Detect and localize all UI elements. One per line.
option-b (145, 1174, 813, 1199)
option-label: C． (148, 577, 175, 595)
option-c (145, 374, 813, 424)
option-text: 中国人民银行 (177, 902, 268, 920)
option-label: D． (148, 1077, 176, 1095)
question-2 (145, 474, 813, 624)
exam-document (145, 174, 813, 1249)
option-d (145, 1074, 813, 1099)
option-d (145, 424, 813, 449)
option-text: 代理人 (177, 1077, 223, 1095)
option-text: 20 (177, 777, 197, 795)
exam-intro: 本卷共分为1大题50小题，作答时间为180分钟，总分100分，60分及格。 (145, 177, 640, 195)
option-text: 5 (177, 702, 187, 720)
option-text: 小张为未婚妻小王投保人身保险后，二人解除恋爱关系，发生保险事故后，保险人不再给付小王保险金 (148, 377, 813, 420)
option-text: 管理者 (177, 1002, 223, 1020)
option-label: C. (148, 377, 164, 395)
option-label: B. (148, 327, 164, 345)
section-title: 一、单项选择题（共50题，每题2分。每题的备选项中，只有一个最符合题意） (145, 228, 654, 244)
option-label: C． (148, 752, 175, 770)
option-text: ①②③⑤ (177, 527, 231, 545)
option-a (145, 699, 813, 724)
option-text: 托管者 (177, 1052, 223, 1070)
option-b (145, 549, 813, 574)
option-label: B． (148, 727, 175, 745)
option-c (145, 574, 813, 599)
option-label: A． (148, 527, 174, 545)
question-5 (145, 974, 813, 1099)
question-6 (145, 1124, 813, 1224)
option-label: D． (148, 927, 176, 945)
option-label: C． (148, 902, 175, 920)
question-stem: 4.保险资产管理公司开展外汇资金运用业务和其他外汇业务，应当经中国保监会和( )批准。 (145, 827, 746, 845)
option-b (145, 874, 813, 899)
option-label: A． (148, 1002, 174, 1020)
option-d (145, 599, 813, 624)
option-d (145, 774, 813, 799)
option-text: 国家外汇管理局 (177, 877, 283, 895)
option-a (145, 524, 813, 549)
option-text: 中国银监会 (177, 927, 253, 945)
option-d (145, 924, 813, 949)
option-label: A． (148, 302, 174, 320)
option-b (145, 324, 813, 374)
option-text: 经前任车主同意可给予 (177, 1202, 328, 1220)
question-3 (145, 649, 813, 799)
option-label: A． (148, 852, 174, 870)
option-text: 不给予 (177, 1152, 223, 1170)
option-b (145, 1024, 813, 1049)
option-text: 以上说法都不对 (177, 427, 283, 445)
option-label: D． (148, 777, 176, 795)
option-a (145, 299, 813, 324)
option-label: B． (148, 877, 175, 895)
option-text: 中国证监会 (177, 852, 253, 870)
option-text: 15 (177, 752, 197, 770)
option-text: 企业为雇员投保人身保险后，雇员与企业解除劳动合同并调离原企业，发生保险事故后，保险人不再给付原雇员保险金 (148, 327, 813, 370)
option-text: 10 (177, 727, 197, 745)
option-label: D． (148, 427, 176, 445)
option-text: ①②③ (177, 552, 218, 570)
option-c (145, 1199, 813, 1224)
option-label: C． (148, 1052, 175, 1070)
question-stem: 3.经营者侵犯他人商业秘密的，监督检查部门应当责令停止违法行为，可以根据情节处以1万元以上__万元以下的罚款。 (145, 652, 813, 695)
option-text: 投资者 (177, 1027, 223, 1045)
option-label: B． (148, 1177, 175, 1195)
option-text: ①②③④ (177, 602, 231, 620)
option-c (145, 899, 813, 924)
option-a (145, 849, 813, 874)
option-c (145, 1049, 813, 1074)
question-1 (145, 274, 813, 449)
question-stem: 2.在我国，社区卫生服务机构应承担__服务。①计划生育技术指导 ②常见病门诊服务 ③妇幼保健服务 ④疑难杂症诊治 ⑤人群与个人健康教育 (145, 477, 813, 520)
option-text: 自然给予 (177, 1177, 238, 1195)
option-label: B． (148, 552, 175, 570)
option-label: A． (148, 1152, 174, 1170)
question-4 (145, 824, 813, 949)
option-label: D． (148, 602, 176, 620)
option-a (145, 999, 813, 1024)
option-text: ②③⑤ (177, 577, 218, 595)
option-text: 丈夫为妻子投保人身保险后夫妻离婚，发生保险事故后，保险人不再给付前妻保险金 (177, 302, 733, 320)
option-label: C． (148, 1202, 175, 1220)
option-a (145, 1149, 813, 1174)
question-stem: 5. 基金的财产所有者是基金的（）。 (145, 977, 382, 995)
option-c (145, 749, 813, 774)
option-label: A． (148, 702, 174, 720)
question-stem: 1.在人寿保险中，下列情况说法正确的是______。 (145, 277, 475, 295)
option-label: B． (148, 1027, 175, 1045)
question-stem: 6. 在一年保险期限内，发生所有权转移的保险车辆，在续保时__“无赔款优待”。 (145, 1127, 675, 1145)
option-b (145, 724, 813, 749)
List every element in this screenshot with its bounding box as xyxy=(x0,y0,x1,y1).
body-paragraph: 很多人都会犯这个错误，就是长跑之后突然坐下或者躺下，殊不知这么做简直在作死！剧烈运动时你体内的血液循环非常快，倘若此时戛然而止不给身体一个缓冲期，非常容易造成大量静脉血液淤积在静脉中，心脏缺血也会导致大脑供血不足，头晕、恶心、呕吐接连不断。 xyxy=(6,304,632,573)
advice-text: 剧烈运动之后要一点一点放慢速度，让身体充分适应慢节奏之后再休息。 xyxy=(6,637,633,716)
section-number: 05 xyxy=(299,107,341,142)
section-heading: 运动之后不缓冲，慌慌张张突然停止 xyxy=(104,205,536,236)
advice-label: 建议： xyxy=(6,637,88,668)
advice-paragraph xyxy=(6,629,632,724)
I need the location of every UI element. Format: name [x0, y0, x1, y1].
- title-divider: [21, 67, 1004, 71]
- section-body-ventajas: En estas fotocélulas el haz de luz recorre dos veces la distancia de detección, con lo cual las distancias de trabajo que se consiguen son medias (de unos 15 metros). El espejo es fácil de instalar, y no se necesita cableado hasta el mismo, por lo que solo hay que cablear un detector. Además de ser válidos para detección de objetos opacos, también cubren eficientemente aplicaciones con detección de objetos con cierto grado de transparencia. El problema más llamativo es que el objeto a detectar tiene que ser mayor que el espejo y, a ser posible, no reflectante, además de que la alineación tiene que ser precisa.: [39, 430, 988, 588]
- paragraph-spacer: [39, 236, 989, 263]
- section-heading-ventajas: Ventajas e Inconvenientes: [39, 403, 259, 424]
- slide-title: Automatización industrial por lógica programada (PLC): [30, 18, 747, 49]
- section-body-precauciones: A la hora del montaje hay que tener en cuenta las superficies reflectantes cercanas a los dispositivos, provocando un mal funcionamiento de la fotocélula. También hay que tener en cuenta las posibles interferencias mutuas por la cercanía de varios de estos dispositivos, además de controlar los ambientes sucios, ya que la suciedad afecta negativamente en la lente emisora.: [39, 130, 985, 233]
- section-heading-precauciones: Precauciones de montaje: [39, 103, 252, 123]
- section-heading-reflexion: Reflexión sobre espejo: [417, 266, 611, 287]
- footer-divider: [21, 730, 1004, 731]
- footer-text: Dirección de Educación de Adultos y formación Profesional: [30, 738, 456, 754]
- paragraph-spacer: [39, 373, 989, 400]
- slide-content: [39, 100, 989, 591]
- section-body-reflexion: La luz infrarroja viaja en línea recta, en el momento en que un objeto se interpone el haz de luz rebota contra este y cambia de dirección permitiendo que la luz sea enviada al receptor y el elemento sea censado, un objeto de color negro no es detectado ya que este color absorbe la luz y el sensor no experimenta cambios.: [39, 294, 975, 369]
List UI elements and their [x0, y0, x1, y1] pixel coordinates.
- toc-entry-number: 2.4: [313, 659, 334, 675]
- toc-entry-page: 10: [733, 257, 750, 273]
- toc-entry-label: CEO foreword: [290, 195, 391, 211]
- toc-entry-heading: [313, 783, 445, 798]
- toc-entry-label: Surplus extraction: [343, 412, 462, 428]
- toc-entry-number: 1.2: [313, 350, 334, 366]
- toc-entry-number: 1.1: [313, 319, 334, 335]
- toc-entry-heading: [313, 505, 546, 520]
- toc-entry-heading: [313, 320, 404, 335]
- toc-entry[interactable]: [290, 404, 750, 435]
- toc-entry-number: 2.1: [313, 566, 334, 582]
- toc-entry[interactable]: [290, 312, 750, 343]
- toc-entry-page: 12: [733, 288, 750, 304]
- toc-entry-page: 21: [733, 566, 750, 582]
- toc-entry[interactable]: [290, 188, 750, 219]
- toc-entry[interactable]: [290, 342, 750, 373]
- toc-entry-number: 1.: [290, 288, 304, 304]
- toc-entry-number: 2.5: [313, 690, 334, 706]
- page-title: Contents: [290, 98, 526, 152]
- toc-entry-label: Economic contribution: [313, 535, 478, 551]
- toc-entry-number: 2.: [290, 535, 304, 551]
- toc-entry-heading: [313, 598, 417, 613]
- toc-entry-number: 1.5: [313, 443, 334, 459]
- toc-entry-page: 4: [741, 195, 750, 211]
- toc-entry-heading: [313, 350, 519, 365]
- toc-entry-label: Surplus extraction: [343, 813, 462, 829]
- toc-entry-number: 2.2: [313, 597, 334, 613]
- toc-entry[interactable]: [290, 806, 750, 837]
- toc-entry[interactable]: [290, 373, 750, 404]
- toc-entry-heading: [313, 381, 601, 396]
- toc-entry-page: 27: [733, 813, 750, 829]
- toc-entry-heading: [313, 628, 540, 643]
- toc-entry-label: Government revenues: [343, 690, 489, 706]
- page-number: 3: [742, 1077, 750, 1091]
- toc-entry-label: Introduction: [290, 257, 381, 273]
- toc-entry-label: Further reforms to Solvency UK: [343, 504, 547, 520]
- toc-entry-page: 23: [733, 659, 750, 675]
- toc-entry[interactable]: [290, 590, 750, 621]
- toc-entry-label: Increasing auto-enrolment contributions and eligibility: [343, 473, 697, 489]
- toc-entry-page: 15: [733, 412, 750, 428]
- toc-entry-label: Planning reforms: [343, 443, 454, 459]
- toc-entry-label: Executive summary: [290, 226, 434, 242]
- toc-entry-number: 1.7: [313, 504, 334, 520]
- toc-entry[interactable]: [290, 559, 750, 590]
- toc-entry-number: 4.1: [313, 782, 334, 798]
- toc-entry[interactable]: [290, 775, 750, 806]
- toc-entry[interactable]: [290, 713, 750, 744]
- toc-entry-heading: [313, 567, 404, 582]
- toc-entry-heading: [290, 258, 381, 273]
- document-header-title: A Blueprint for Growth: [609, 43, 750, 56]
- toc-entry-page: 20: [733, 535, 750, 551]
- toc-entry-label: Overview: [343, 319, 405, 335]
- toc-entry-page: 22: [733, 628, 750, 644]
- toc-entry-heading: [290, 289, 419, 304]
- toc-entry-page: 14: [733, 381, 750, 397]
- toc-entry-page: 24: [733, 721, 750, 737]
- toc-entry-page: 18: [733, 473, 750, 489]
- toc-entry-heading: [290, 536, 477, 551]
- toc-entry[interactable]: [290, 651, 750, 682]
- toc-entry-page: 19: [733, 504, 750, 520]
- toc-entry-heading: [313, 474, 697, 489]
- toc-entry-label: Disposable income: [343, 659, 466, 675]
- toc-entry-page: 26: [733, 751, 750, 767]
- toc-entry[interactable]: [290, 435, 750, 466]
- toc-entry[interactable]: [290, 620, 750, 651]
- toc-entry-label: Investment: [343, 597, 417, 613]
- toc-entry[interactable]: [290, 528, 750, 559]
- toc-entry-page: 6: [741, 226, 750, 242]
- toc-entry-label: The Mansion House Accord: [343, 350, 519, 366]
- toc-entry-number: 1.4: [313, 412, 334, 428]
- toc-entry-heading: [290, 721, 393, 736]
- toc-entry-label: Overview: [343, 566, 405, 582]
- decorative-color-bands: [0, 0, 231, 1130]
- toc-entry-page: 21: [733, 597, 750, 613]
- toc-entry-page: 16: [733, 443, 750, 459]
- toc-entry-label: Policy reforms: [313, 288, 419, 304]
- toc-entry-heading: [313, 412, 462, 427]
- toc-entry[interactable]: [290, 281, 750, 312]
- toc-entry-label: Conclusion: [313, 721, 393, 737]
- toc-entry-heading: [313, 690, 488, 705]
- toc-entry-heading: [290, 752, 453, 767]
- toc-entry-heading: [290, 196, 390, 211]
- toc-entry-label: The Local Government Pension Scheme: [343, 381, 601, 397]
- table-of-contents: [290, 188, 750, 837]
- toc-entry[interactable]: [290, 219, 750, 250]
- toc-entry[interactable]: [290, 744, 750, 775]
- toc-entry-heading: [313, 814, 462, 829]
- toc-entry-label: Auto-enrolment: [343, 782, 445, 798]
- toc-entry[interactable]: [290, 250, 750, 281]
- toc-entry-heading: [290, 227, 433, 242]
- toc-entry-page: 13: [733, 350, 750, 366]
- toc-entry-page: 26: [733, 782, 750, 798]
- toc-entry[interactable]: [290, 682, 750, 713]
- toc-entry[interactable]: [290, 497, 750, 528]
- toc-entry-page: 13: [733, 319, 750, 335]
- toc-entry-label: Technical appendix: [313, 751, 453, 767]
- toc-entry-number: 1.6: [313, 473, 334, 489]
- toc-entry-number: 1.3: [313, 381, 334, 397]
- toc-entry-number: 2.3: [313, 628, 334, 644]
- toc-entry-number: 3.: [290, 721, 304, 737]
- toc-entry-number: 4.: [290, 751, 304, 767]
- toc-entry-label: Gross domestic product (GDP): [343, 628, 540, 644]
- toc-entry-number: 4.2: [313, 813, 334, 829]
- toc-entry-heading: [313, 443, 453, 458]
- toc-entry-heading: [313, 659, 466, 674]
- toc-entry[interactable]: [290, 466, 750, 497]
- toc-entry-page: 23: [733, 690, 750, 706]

____

(SHORT TASK)
Reproduce the data word for word, from its first line through the line containing "option-text: 经前任车主同意可给予 (177, 1202, 328, 1220)", including that line.

(ANSWER IN FULL)
Detect and localize all UI elements. One per line.
option-b (145, 1174, 813, 1199)
option-label: C． (148, 577, 175, 595)
option-c (145, 374, 813, 424)
option-text: 中国人民银行 (177, 902, 268, 920)
option-label: D． (148, 1077, 176, 1095)
question-2 (145, 474, 813, 624)
exam-document (145, 174, 813, 1249)
option-d (145, 1074, 813, 1099)
option-d (145, 424, 813, 449)
option-text: 代理人 (177, 1077, 223, 1095)
option-text: 20 (177, 777, 197, 795)
exam-intro: 本卷共分为1大题50小题，作答时间为180分钟，总分100分，60分及格。 (145, 177, 640, 195)
option-text: 5 (177, 702, 187, 720)
option-text: 小张为未婚妻小王投保人身保险后，二人解除恋爱关系，发生保险事故后，保险人不再给付小王保险金 (148, 377, 813, 420)
option-text: 管理者 (177, 1002, 223, 1020)
option-label: C. (148, 377, 164, 395)
option-label: B. (148, 327, 164, 345)
section-title: 一、单项选择题（共50题，每题2分。每题的备选项中，只有一个最符合题意） (145, 228, 654, 244)
option-label: C． (148, 752, 175, 770)
option-text: ①②③⑤ (177, 527, 231, 545)
option-a (145, 699, 813, 724)
option-text: 托管者 (177, 1052, 223, 1070)
option-b (145, 549, 813, 574)
option-label: B． (148, 727, 175, 745)
option-c (145, 574, 813, 599)
option-label: A． (148, 527, 174, 545)
question-5 (145, 974, 813, 1099)
question-6 (145, 1124, 813, 1224)
option-label: D． (148, 927, 176, 945)
option-label: C． (148, 902, 175, 920)
question-stem: 4.保险资产管理公司开展外汇资金运用业务和其他外汇业务，应当经中国保监会和( )批准。 (145, 827, 746, 845)
option-b (145, 874, 813, 899)
option-label: A． (148, 1002, 174, 1020)
option-d (145, 599, 813, 624)
option-d (145, 774, 813, 799)
option-text: 国家外汇管理局 (177, 877, 283, 895)
option-a (145, 524, 813, 549)
option-text: 中国银监会 (177, 927, 253, 945)
option-d (145, 924, 813, 949)
option-label: A． (148, 302, 174, 320)
option-b (145, 324, 813, 374)
option-text: 经前任车主同意可给予 (177, 1202, 328, 1220)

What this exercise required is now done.